• JOB:
Take every line from the listing below that contains "собственности".

• DATA PROVIDED:
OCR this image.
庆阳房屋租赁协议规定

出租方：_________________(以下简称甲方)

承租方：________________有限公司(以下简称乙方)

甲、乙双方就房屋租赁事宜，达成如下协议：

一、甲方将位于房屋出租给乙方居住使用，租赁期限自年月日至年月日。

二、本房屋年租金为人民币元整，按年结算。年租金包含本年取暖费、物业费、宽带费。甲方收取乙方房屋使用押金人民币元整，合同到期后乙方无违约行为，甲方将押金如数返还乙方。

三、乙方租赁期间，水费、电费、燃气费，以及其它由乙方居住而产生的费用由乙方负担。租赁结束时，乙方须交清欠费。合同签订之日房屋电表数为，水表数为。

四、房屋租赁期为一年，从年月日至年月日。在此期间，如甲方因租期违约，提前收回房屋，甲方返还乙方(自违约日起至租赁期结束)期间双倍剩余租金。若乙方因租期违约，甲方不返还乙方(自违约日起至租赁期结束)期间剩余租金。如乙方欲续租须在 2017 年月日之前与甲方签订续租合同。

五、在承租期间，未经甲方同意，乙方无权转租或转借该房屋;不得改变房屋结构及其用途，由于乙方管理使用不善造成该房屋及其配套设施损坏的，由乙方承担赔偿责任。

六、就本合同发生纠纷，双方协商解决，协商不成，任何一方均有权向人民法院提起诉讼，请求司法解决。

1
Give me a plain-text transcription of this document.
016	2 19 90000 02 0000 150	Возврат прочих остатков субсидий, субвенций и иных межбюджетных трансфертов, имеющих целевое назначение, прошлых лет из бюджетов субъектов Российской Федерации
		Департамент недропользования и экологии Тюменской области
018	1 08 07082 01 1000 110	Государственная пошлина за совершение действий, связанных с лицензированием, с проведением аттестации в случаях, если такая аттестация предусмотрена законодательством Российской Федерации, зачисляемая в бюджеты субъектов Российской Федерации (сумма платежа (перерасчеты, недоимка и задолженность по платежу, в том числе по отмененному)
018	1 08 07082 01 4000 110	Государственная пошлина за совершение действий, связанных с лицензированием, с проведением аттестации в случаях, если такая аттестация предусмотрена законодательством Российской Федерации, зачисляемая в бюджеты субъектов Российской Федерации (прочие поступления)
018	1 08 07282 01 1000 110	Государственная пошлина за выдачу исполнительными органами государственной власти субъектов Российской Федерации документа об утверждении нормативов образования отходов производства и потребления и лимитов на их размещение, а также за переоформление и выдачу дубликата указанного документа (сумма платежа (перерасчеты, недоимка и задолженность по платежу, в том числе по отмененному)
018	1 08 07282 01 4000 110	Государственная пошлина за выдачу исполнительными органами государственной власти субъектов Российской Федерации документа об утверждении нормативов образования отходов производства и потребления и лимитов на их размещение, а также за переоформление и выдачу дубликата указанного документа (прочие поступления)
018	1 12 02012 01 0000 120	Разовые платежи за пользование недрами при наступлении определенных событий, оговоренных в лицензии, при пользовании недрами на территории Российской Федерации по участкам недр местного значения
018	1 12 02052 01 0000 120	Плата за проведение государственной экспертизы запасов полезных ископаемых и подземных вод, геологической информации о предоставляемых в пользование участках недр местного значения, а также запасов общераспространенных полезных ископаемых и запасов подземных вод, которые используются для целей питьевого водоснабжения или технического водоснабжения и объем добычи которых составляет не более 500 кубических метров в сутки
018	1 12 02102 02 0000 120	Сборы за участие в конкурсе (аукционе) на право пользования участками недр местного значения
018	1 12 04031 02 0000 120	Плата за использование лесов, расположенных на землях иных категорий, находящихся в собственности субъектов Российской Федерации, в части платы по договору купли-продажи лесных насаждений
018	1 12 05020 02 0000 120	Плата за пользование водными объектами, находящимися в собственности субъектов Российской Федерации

• FINISHED TASK:
018	1 12 04031 02 0000 120	Плата за использование лесов, расположенных на землях иных категорий, находящихся в собственности субъектов Российской Федерации, в части платы по договору купли-продажи лесных насаждений
018	1 12 05020 02 0000 120	Плата за пользование водными объектами, находящимися в собственности субъектов Российской Федерации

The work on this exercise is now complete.